== Material for the task

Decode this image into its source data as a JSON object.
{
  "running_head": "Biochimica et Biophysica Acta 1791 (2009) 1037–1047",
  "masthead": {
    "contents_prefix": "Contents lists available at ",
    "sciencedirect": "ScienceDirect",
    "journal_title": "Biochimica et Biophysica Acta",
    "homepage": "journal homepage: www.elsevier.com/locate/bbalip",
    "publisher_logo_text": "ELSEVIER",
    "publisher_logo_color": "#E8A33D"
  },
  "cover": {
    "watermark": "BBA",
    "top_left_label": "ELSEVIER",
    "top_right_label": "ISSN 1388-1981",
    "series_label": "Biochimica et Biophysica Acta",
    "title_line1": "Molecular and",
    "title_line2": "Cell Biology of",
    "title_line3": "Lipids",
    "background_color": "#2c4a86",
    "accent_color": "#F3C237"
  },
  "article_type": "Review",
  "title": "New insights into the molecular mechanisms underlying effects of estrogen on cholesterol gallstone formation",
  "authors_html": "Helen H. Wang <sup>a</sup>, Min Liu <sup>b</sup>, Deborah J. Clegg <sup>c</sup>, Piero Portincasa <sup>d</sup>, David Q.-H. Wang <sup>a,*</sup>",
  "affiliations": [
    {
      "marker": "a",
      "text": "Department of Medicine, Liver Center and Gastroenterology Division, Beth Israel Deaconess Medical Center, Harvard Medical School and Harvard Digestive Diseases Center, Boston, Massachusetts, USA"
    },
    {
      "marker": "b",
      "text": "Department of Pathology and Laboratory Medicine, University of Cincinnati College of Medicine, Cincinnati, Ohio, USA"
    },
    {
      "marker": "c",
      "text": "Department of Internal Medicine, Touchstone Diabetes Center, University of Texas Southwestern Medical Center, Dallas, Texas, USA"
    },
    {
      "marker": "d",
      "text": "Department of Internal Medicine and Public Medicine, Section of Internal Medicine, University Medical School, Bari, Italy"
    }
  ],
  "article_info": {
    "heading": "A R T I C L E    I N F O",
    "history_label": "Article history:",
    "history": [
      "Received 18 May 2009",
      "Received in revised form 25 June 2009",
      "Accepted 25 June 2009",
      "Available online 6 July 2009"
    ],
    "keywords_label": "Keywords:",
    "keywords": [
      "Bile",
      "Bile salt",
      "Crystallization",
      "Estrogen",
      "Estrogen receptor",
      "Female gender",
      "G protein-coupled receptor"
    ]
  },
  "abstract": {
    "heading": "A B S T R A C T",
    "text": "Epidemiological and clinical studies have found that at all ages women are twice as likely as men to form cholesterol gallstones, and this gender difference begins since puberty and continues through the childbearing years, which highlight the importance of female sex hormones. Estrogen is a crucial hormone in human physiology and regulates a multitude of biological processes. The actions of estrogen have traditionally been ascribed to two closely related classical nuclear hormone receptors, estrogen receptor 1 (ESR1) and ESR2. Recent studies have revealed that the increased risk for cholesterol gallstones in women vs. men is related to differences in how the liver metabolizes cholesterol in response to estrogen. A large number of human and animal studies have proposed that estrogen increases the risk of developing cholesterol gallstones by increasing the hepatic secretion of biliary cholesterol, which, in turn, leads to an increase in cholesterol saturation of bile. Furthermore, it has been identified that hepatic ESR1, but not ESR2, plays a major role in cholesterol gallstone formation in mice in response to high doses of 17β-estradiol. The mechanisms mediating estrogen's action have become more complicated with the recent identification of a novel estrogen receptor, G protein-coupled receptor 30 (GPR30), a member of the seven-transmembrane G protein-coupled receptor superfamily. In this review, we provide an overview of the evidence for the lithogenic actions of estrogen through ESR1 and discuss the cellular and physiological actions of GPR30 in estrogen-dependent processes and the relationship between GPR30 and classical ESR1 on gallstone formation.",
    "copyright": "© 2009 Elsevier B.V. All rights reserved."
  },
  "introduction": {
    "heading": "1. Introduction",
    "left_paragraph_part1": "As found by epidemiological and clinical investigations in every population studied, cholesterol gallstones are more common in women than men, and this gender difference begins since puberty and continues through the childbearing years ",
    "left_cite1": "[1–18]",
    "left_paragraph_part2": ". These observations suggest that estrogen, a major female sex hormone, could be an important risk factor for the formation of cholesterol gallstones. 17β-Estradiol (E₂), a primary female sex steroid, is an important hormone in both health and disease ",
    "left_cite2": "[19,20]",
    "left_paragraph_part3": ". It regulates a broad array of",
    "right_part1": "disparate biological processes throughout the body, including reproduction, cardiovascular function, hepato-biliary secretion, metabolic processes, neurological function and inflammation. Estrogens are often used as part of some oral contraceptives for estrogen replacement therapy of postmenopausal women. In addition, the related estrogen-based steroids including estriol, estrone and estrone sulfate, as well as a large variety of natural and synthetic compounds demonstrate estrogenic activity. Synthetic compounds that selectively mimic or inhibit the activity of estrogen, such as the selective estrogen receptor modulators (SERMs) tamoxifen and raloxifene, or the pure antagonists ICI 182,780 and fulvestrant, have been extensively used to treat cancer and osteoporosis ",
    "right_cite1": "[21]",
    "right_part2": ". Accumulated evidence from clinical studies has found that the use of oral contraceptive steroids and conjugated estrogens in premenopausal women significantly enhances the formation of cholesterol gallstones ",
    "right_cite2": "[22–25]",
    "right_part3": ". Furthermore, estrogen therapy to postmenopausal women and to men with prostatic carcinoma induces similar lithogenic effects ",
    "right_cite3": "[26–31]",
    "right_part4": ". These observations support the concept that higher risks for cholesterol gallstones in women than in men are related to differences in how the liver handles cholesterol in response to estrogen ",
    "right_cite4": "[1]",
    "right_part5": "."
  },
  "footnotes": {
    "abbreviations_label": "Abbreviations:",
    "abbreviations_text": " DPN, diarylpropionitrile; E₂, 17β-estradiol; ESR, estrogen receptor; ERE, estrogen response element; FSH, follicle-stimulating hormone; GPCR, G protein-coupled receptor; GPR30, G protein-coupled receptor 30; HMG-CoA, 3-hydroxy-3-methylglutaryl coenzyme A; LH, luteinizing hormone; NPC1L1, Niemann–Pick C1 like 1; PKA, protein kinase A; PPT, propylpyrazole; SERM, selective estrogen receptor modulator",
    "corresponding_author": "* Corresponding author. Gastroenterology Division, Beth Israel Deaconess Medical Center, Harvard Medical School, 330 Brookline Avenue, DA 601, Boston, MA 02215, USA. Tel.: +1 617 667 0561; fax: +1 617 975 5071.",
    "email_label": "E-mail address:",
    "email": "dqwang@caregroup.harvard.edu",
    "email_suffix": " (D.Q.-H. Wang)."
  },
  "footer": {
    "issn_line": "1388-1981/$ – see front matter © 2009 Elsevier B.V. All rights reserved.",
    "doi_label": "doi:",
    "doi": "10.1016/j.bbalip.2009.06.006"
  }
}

====

# [What is needed]
Would you restate every record word for word?

# [Problem solution]
Decode this image into its source data as a JSON object.
{
  "running_head": "Biochimica et Biophysica Acta 1791 (2009) 1037–1047",
  "masthead": {
    "contents_prefix": "Contents lists available at ",
    "sciencedirect": "ScienceDirect",
    "journal_title": "Biochimica et Biophysica Acta",
    "homepage": "journal homepage: www.elsevier.com/locate/bbalip",
    "publisher_logo_text": "ELSEVIER",
    "publisher_logo_color": "#E8A33D"
  },
  "cover": {
    "watermark": "BBA",
    "top_left_label": "ELSEVIER",
    "top_right_label": "ISSN 1388-1981",
    "series_label": "Biochimica et Biophysica Acta",
    "title_line1": "Molecular and",
    "title_line2": "Cell Biology of",
    "title_line3": "Lipids",
    "background_color": "#2c4a86",
    "accent_color": "#F3C237"
  },
  "article_type": "Review",
  "title": "New insights into the molecular mechanisms underlying effects of estrogen on cholesterol gallstone formation",
  "authors_html": "Helen H. Wang <sup>a</sup>, Min Liu <sup>b</sup>, Deborah J. Clegg <sup>c</sup>, Piero Portincasa <sup>d</sup>, David Q.-H. Wang <sup>a,*</sup>",
  "affiliations": [
    {
      "marker": "a",
      "text": "Department of Medicine, Liver Center and Gastroenterology Division, Beth Israel Deaconess Medical Center, Harvard Medical School and Harvard Digestive Diseases Center, Boston, Massachusetts, USA"
    },
    {
      "marker": "b",
      "text": "Department of Pathology and Laboratory Medicine, University of Cincinnati College of Medicine, Cincinnati, Ohio, USA"
    },
    {
      "marker": "c",
      "text": "Department of Internal Medicine, Touchstone Diabetes Center, University of Texas Southwestern Medical Center, Dallas, Texas, USA"
    },
    {
      "marker": "d",
      "text": "Department of Internal Medicine and Public Medicine, Section of Internal Medicine, University Medical School, Bari, Italy"
    }
  ],
  "article_info": {
    "heading": "A R T I C L E    I N F O",
    "history_label": "Article history:",
    "history": [
      "Received 18 May 2009",
      "Received in revised form 25 June 2009",
      "Accepted 25 June 2009",
      "Available online 6 July 2009"
    ],
    "keywords_label": "Keywords:",
    "keywords": [
      "Bile",
      "Bile salt",
      "Crystallization",
      "Estrogen",
      "Estrogen receptor",
      "Female gender",
      "G protein-coupled receptor"
    ]
  },
  "abstract": {
    "heading": "A B S T R A C T",
    "text": "Epidemiological and clinical studies have found that at all ages women are twice as likely as men to form cholesterol gallstones, and this gender difference begins since puberty and continues through the childbearing years, which highlight the importance of female sex hormones. Estrogen is a crucial hormone in human physiology and regulates a multitude of biological processes. The actions of estrogen have traditionally been ascribed to two closely related classical nuclear hormone receptors, estrogen receptor 1 (ESR1) and ESR2. Recent studies have revealed that the increased risk for cholesterol gallstones in women vs. men is related to differences in how the liver metabolizes cholesterol in response to estrogen. A large number of human and animal studies have proposed that estrogen increases the risk of developing cholesterol gallstones by increasing the hepatic secretion of biliary cholesterol, which, in turn, leads to an increase in cholesterol saturation of bile. Furthermore, it has been identified that hepatic ESR1, but not ESR2, plays a major role in cholesterol gallstone formation in mice in response to high doses of 17β-estradiol. The mechanisms mediating estrogen's action have become more complicated with the recent identification of a novel estrogen receptor, G protein-coupled receptor 30 (GPR30), a member of the seven-transmembrane G protein-coupled receptor superfamily. In this review, we provide an overview of the evidence for the lithogenic actions of estrogen through ESR1 and discuss the cellular and physiological actions of GPR30 in estrogen-dependent processes and the relationship between GPR30 and classical ESR1 on gallstone formation.",
    "copyright": "© 2009 Elsevier B.V. All rights reserved."
  },
  "introduction": {
    "heading": "1. Introduction",
    "left_paragraph_part1": "As found by epidemiological and clinical investigations in every population studied, cholesterol gallstones are more common in women than men, and this gender difference begins since puberty and continues through the childbearing years ",
    "left_cite1": "[1–18]",
    "left_paragraph_part2": ". These observations suggest that estrogen, a major female sex hormone, could be an important risk factor for the formation of cholesterol gallstones. 17β-Estradiol (E₂), a primary female sex steroid, is an important hormone in both health and disease ",
    "left_cite2": "[19,20]",
    "left_paragraph_part3": ". It regulates a broad array of",
    "right_part1": "disparate biological processes throughout the body, including reproduction, cardiovascular function, hepato-biliary secretion, metabolic processes, neurological function and inflammation. Estrogens are often used as part of some oral contraceptives for estrogen replacement therapy of postmenopausal women. In addition, the related estrogen-based steroids including estriol, estrone and estrone sulfate, as well as a large variety of natural and synthetic compounds demonstrate estrogenic activity. Synthetic compounds that selectively mimic or inhibit the activity of estrogen, such as the selective estrogen receptor modulators (SERMs) tamoxifen and raloxifene, or the pure antagonists ICI 182,780 and fulvestrant, have been extensively used to treat cancer and osteoporosis ",
    "right_cite1": "[21]",
    "right_part2": ". Accumulated evidence from clinical studies has found that the use of oral contraceptive steroids and conjugated estrogens in premenopausal women significantly enhances the formation of cholesterol gallstones ",
    "right_cite2": "[22–25]",
    "right_part3": ". Furthermore, estrogen therapy to postmenopausal women and to men with prostatic carcinoma induces similar lithogenic effects ",
    "right_cite3": "[26–31]",
    "right_part4": ". These observations support the concept that higher risks for cholesterol gallstones in women than in men are related to differences in how the liver handles cholesterol in response to estrogen ",
    "right_cite4": "[1]",
    "right_part5": "."
  },
  "footnotes": {
    "abbreviations_label": "Abbreviations:",
    "abbreviations_text": " DPN, diarylpropionitrile; E₂, 17β-estradiol; ESR, estrogen receptor; ERE, estrogen response element; FSH, follicle-stimulating hormone; GPCR, G protein-coupled receptor; GPR30, G protein-coupled receptor 30; HMG-CoA, 3-hydroxy-3-methylglutaryl coenzyme A; LH, luteinizing hormone; NPC1L1, Niemann–Pick C1 like 1; PKA, protein kinase A; PPT, propylpyrazole; SERM, selective estrogen receptor modulator",
    "corresponding_author": "* Corresponding author. Gastroenterology Division, Beth Israel Deaconess Medical Center, Harvard Medical School, 330 Brookline Avenue, DA 601, Boston, MA 02215, USA. Tel.: +1 617 667 0561; fax: +1 617 975 5071.",
    "email_label": "E-mail address:",
    "email": "dqwang@caregroup.harvard.edu",
    "email_suffix": " (D.Q.-H. Wang)."
  },
  "footer": {
    "issn_line": "1388-1981/$ – see front matter © 2009 Elsevier B.V. All rights reserved.",
    "doi_label": "doi:",
    "doi": "10.1016/j.bbalip.2009.06.006"
  }
}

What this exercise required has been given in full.